* TO BE DONE
Single out each line with the word "title" and copy it.

* TASK INPUTS
START

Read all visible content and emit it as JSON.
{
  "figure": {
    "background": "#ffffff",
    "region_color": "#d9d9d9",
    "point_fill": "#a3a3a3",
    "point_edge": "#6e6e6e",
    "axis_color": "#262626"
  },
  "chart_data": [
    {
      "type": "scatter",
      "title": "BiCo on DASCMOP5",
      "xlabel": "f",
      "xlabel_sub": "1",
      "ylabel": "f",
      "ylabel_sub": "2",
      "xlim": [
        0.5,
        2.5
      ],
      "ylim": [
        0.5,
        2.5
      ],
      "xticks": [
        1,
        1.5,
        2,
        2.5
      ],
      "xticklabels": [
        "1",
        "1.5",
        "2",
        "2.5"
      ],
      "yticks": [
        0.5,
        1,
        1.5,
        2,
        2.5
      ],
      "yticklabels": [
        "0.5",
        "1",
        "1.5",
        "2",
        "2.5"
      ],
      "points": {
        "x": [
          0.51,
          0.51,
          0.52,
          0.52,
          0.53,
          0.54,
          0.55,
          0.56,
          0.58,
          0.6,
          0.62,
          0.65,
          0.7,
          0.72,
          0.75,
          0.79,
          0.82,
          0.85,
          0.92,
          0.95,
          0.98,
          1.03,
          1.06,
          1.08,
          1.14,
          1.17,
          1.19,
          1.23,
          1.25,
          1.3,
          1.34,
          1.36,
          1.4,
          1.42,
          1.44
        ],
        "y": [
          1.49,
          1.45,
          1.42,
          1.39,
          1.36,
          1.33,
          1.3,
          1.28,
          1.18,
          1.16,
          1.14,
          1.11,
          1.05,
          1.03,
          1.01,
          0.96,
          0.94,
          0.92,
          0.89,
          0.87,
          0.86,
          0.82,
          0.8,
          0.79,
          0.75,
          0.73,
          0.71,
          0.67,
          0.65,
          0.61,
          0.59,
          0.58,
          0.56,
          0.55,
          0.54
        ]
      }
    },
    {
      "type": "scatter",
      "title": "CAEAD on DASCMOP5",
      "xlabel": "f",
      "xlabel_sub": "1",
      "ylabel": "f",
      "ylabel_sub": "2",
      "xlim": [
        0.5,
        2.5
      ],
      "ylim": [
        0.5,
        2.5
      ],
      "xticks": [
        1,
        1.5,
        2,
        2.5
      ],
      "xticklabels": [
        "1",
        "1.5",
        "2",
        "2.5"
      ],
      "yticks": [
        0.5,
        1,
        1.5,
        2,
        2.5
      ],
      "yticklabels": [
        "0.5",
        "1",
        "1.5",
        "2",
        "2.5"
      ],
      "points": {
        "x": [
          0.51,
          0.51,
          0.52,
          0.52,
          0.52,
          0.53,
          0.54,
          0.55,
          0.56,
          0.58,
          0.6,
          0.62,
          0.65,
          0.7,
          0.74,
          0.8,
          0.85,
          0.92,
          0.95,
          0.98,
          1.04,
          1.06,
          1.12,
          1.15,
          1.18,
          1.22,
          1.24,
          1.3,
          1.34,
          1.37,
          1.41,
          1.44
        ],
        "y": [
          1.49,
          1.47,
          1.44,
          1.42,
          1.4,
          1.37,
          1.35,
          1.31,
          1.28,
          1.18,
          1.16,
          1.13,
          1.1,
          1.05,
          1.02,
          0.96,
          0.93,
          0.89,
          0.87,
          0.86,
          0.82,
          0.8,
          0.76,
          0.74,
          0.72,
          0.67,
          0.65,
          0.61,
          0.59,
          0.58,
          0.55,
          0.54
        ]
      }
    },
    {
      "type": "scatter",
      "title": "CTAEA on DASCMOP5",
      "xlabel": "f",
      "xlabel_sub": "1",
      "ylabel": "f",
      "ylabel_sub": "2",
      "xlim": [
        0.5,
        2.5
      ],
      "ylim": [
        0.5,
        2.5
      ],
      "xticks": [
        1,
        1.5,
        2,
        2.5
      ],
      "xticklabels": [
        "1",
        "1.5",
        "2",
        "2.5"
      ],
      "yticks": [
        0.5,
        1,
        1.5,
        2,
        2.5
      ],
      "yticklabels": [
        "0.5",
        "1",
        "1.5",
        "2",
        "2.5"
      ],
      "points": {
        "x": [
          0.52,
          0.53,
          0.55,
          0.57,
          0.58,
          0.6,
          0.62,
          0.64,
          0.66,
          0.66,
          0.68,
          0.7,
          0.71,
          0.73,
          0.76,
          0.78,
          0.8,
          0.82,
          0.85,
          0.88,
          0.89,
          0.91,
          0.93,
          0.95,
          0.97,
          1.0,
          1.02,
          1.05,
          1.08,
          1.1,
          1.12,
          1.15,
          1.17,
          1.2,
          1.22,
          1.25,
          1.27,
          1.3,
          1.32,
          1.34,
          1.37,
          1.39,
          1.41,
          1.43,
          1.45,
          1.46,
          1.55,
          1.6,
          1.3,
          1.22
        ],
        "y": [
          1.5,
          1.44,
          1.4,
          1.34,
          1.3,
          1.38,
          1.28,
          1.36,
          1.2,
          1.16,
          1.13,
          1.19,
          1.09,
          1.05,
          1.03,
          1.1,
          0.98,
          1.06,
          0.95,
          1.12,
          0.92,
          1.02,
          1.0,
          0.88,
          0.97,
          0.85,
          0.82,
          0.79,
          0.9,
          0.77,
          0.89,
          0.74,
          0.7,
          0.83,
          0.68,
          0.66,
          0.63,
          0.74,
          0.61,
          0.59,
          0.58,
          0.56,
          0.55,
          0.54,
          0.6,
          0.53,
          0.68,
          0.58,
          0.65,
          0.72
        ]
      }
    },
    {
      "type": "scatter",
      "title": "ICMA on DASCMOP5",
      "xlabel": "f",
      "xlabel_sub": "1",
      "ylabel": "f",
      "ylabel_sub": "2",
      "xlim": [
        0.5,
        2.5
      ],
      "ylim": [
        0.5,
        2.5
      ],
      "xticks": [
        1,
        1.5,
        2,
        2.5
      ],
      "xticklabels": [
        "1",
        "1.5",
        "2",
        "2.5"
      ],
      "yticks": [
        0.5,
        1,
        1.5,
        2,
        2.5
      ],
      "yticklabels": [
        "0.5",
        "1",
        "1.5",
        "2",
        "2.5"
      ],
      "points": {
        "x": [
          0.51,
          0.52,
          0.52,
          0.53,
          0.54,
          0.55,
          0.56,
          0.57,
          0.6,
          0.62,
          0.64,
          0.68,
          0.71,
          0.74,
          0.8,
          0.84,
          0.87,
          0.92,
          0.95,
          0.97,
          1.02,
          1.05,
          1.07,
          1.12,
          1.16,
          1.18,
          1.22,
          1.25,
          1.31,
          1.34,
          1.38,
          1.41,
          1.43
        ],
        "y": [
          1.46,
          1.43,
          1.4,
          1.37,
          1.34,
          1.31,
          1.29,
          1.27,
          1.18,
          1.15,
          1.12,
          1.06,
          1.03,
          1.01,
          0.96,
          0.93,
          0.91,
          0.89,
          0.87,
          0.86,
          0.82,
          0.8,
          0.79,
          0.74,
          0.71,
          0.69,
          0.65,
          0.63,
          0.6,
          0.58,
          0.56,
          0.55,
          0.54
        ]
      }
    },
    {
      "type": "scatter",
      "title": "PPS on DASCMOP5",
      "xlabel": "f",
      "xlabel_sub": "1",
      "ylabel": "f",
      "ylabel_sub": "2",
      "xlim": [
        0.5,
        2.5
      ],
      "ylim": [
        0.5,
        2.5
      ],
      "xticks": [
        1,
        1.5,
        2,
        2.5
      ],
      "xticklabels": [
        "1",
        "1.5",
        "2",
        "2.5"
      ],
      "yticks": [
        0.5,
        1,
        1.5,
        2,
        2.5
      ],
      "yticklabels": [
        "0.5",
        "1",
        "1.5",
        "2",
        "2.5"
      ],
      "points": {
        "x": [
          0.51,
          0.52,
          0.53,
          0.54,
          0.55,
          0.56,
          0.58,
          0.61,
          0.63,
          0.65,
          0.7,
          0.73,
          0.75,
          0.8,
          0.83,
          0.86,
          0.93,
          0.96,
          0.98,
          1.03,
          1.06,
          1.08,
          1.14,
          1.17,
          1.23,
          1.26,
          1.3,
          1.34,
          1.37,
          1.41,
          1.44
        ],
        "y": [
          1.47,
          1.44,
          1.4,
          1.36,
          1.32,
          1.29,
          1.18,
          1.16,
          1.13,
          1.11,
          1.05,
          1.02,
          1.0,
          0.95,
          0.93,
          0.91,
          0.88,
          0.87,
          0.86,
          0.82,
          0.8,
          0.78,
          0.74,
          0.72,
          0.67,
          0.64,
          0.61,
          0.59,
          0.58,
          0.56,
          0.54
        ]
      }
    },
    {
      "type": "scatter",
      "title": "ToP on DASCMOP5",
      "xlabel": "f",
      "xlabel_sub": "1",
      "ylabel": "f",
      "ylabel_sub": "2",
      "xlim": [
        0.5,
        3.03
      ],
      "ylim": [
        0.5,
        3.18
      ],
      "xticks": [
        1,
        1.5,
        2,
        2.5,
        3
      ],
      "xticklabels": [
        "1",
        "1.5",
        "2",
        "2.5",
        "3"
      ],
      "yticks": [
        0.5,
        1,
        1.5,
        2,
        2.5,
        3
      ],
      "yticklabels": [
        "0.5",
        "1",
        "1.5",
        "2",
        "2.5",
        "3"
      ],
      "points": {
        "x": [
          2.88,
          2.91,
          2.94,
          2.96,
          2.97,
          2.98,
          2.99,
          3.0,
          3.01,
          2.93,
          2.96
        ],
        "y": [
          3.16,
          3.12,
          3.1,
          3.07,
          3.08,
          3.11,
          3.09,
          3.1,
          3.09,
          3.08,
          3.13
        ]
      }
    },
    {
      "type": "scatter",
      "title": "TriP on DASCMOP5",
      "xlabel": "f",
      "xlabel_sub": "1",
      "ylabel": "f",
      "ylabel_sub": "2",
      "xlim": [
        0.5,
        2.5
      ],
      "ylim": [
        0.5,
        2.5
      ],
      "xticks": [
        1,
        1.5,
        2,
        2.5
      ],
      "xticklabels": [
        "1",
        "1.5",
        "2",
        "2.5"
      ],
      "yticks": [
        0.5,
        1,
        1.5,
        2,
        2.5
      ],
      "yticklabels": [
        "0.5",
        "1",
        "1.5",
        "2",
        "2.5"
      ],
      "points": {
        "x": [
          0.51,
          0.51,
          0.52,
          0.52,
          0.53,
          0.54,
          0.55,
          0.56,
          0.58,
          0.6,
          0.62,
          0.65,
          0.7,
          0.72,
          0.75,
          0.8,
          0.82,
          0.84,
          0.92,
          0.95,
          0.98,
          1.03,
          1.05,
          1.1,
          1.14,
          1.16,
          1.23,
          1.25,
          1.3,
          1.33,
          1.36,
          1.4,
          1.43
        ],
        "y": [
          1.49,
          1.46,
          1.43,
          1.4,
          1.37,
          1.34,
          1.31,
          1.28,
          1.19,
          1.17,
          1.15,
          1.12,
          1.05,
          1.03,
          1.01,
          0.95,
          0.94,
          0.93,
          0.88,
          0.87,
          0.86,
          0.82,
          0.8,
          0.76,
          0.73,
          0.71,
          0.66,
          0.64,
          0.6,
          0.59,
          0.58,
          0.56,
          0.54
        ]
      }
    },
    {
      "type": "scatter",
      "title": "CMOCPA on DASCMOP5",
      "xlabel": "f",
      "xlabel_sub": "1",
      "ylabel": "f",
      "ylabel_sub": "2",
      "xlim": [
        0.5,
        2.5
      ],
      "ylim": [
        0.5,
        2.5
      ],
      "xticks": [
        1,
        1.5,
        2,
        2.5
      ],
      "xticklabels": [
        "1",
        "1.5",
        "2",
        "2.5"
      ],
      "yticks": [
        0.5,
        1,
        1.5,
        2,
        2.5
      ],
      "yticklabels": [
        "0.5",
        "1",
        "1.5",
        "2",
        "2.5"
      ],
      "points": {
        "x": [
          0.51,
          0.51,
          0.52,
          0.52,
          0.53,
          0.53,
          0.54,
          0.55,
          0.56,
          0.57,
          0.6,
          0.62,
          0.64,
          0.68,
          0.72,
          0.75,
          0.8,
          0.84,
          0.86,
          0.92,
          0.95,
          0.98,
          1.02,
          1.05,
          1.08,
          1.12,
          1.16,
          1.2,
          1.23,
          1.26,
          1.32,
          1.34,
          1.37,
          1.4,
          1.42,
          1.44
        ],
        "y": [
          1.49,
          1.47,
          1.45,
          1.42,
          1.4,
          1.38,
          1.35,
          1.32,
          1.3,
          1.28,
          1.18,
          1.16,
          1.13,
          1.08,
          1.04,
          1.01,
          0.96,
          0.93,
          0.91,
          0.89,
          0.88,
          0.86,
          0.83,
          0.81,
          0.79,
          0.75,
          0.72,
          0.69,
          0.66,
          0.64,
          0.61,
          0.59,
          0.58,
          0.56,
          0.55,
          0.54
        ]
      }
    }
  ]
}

END

* SOLVED EXERCISE
      "title": "BiCo on DASCMOP5",
      "title": "CAEAD on DASCMOP5",
      "title": "CTAEA on DASCMOP5",
      "title": "ICMA on DASCMOP5",
      "title": "PPS on DASCMOP5",
      "title": "ToP on DASCMOP5",
      "title": "TriP on DASCMOP5",
      "title": "CMOCPA on DASCMOP5",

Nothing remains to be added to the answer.